## Begin Information provided
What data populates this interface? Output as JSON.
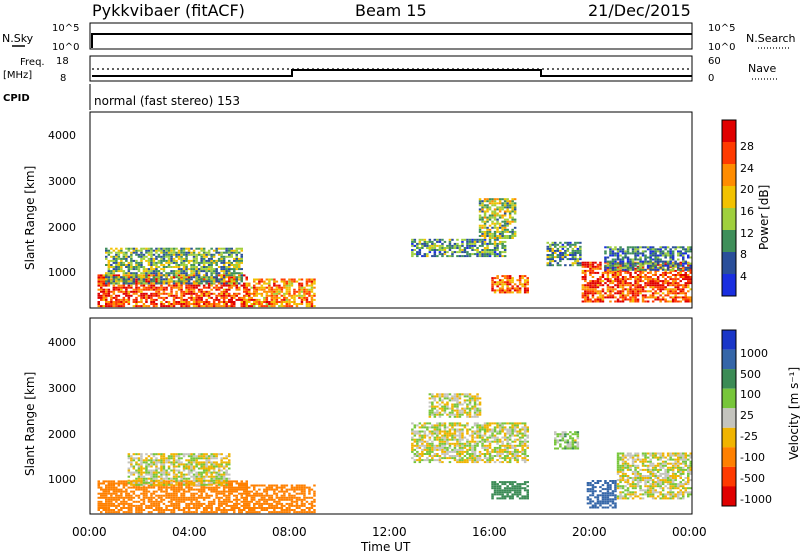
{
  "header": {
    "station": "Pykkvibaer (fitACF)",
    "beam": "Beam 15",
    "date": "21/Dec/2015"
  },
  "top_panels": {
    "nsky": {
      "left_label": "N.Sky",
      "left_ticks": [
        "10^5",
        "10^0"
      ],
      "right_label": "N.Search",
      "right_ticks": [
        "10^5",
        "10^0"
      ]
    },
    "freq": {
      "left_label_1": "Freq.",
      "left_label_2": "[MHz]",
      "left_ticks": [
        "18",
        "8"
      ],
      "right_label": "Nave",
      "right_ticks": [
        "60",
        "0"
      ]
    },
    "cpid": {
      "label": "CPID",
      "text": "normal (fast stereo) 153"
    }
  },
  "power_panel": {
    "ylabel": "Slant Range [km]",
    "yticks": [
      "4000",
      "3000",
      "2000",
      "1000"
    ],
    "colorbar_label": "Power [dB]",
    "colorbar_ticks": [
      "28",
      "24",
      "20",
      "16",
      "12",
      "8",
      "4"
    ],
    "colorbar_colors": [
      "#e00000",
      "#ff3a00",
      "#ff8c00",
      "#f2c200",
      "#9fcf3d",
      "#3f8f5a",
      "#2a4f9a",
      "#1a2fe0"
    ]
  },
  "velocity_panel": {
    "ylabel": "Slant Range [km]",
    "yticks": [
      "4000",
      "3000",
      "2000",
      "1000"
    ],
    "colorbar_label": "Velocity [m s⁻¹]",
    "colorbar_ticks": [
      "1000",
      "500",
      "100",
      "25",
      "-25",
      "-100",
      "-500",
      "-1000"
    ],
    "colorbar_colors": [
      "#1a36c8",
      "#3566a8",
      "#3b8b55",
      "#77c63a",
      "#c4c4be",
      "#f0b400",
      "#ff8000",
      "#ff3a00",
      "#e00000"
    ]
  },
  "xaxis": {
    "ticks": [
      "00:00",
      "04:00",
      "08:00",
      "12:00",
      "16:00",
      "20:00",
      "00:00"
    ],
    "label": "Time UT"
  },
  "chart_data": [
    {
      "type": "line",
      "title": "N.Sky / N.Search",
      "x": [
        0,
        0.2,
        24
      ],
      "ylim": [
        0,
        5
      ],
      "y_scale": "log",
      "series": [
        {
          "values": [
            0,
            4.5,
            4.6
          ]
        }
      ]
    },
    {
      "type": "line",
      "title": "Freq. / Nave",
      "x": [
        0,
        8.1,
        8.1,
        18.2,
        18.2,
        24
      ],
      "ylim_left": [
        8,
        18
      ],
      "ylim_right": [
        0,
        60
      ],
      "series": [
        {
          "values": [
            10.5,
            10.5,
            12.2,
            12.2,
            10.5,
            10.5
          ]
        }
      ]
    },
    {
      "type": "heatmap",
      "title": "Power",
      "x_range_hours": [
        0,
        24
      ],
      "y_range_km": [
        180,
        4500
      ],
      "colorbar_range_db": [
        0,
        32
      ],
      "patches": [
        {
          "t0": 0.3,
          "t1": 6.2,
          "r0": 200,
          "r1": 900,
          "value": 26
        },
        {
          "t0": 0.6,
          "t1": 6.0,
          "r0": 700,
          "r1": 1500,
          "value": 12
        },
        {
          "t0": 6.2,
          "t1": 8.9,
          "r0": 200,
          "r1": 800,
          "value": 22
        },
        {
          "t0": 12.8,
          "t1": 16.5,
          "r0": 1300,
          "r1": 1700,
          "value": 10
        },
        {
          "t0": 15.5,
          "t1": 17.0,
          "r0": 1700,
          "r1": 2600,
          "value": 14
        },
        {
          "t0": 16.0,
          "t1": 17.5,
          "r0": 500,
          "r1": 900,
          "value": 24
        },
        {
          "t0": 18.2,
          "t1": 19.6,
          "r0": 1100,
          "r1": 1600,
          "value": 10
        },
        {
          "t0": 19.6,
          "t1": 24.0,
          "r0": 300,
          "r1": 1200,
          "value": 26
        },
        {
          "t0": 20.5,
          "t1": 24.0,
          "r0": 1000,
          "r1": 1500,
          "value": 8
        }
      ]
    },
    {
      "type": "heatmap",
      "title": "Velocity",
      "x_range_hours": [
        0,
        24
      ],
      "y_range_km": [
        180,
        4500
      ],
      "colorbar_range_ms": [
        -1000,
        1000
      ],
      "patches": [
        {
          "t0": 0.3,
          "t1": 6.2,
          "r0": 200,
          "r1": 900,
          "value": -300
        },
        {
          "t0": 1.5,
          "t1": 5.5,
          "r0": 800,
          "r1": 1500,
          "value": 0
        },
        {
          "t0": 6.2,
          "t1": 8.9,
          "r0": 200,
          "r1": 800,
          "value": -300
        },
        {
          "t0": 12.8,
          "t1": 17.5,
          "r0": 1300,
          "r1": 2200,
          "value": 0
        },
        {
          "t0": 13.5,
          "t1": 15.5,
          "r0": 2300,
          "r1": 2800,
          "value": 0
        },
        {
          "t0": 16.0,
          "t1": 17.5,
          "r0": 500,
          "r1": 900,
          "value": 300
        },
        {
          "t0": 19.8,
          "t1": 21.0,
          "r0": 300,
          "r1": 900,
          "value": 600
        },
        {
          "t0": 21.0,
          "t1": 24.0,
          "r0": 500,
          "r1": 1500,
          "value": 0
        },
        {
          "t0": 18.5,
          "t1": 19.5,
          "r0": 1600,
          "r1": 2000,
          "value": 50
        }
      ]
    }
  ]
}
## End Information provided
▶ [Work to be completed]: Please repeat the entries exactly. Do not include the pictures.

▶ [Result]:
What data populates this interface? Output as JSON.
{
  "header": {
    "station": "Pykkvibaer (fitACF)",
    "beam": "Beam 15",
    "date": "21/Dec/2015"
  },
  "top_panels": {
    "nsky": {
      "left_label": "N.Sky",
      "left_ticks": [
        "10^5",
        "10^0"
      ],
      "right_label": "N.Search",
      "right_ticks": [
        "10^5",
        "10^0"
      ]
    },
    "freq": {
      "left_label_1": "Freq.",
      "left_label_2": "[MHz]",
      "left_ticks": [
        "18",
        "8"
      ],
      "right_label": "Nave",
      "right_ticks": [
        "60",
        "0"
      ]
    },
    "cpid": {
      "label": "CPID",
      "text": "normal (fast stereo) 153"
    }
  },
  "power_panel": {
    "ylabel": "Slant Range [km]",
    "yticks": [
      "4000",
      "3000",
      "2000",
      "1000"
    ],
    "colorbar_label": "Power [dB]",
    "colorbar_ticks": [
      "28",
      "24",
      "20",
      "16",
      "12",
      "8",
      "4"
    ],
    "colorbar_colors": [
      "#e00000",
      "#ff3a00",
      "#ff8c00",
      "#f2c200",
      "#9fcf3d",
      "#3f8f5a",
      "#2a4f9a",
      "#1a2fe0"
    ]
  },
  "velocity_panel": {
    "ylabel": "Slant Range [km]",
    "yticks": [
      "4000",
      "3000",
      "2000",
      "1000"
    ],
    "colorbar_label": "Velocity [m s⁻¹]",
    "colorbar_ticks": [
      "1000",
      "500",
      "100",
      "25",
      "-25",
      "-100",
      "-500",
      "-1000"
    ],
    "colorbar_colors": [
      "#1a36c8",
      "#3566a8",
      "#3b8b55",
      "#77c63a",
      "#c4c4be",
      "#f0b400",
      "#ff8000",
      "#ff3a00",
      "#e00000"
    ]
  },
  "xaxis": {
    "ticks": [
      "00:00",
      "04:00",
      "08:00",
      "12:00",
      "16:00",
      "20:00",
      "00:00"
    ],
    "label": "Time UT"
  },
  "chart_data": [
    {
      "type": "line",
      "title": "N.Sky / N.Search",
      "x": [
        0,
        0.2,
        24
      ],
      "ylim": [
        0,
        5
      ],
      "y_scale": "log",
      "series": [
        {
          "values": [
            0,
            4.5,
            4.6
          ]
        }
      ]
    },
    {
      "type": "line",
      "title": "Freq. / Nave",
      "x": [
        0,
        8.1,
        8.1,
        18.2,
        18.2,
        24
      ],
      "ylim_left": [
        8,
        18
      ],
      "ylim_right": [
        0,
        60
      ],
      "series": [
        {
          "values": [
            10.5,
            10.5,
            12.2,
            12.2,
            10.5,
            10.5
          ]
        }
      ]
    },
    {
      "type": "heatmap",
      "title": "Power",
      "x_range_hours": [
        0,
        24
      ],
      "y_range_km": [
        180,
        4500
      ],
      "colorbar_range_db": [
        0,
        32
      ],
      "patches": [
        {
          "t0": 0.3,
          "t1": 6.2,
          "r0": 200,
          "r1": 900,
          "value": 26
        },
        {
          "t0": 0.6,
          "t1": 6.0,
          "r0": 700,
          "r1": 1500,
          "value": 12
        },
        {
          "t0": 6.2,
          "t1": 8.9,
          "r0": 200,
          "r1": 800,
          "value": 22
        },
        {
          "t0": 12.8,
          "t1": 16.5,
          "r0": 1300,
          "r1": 1700,
          "value": 10
        },
        {
          "t0": 15.5,
          "t1": 17.0,
          "r0": 1700,
          "r1": 2600,
          "value": 14
        },
        {
          "t0": 16.0,
          "t1": 17.5,
          "r0": 500,
          "r1": 900,
          "value": 24
        },
        {
          "t0": 18.2,
          "t1": 19.6,
          "r0": 1100,
          "r1": 1600,
          "value": 10
        },
        {
          "t0": 19.6,
          "t1": 24.0,
          "r0": 300,
          "r1": 1200,
          "value": 26
        },
        {
          "t0": 20.5,
          "t1": 24.0,
          "r0": 1000,
          "r1": 1500,
          "value": 8
        }
      ]
    },
    {
      "type": "heatmap",
      "title": "Velocity",
      "x_range_hours": [
        0,
        24
      ],
      "y_range_km": [
        180,
        4500
      ],
      "colorbar_range_ms": [
        -1000,
        1000
      ],
      "patches": [
        {
          "t0": 0.3,
          "t1": 6.2,
          "r0": 200,
          "r1": 900,
          "value": -300
        },
        {
          "t0": 1.5,
          "t1": 5.5,
          "r0": 800,
          "r1": 1500,
          "value": 0
        },
        {
          "t0": 6.2,
          "t1": 8.9,
          "r0": 200,
          "r1": 800,
          "value": -300
        },
        {
          "t0": 12.8,
          "t1": 17.5,
          "r0": 1300,
          "r1": 2200,
          "value": 0
        },
        {
          "t0": 13.5,
          "t1": 15.5,
          "r0": 2300,
          "r1": 2800,
          "value": 0
        },
        {
          "t0": 16.0,
          "t1": 17.5,
          "r0": 500,
          "r1": 900,
          "value": 300
        },
        {
          "t0": 19.8,
          "t1": 21.0,
          "r0": 300,
          "r1": 900,
          "value": 600
        },
        {
          "t0": 21.0,
          "t1": 24.0,
          "r0": 500,
          "r1": 1500,
          "value": 0
        },
        {
          "t0": 18.5,
          "t1": 19.5,
          "r0": 1600,
          "r1": 2000,
          "value": 50
        }
      ]
    }
  ]
}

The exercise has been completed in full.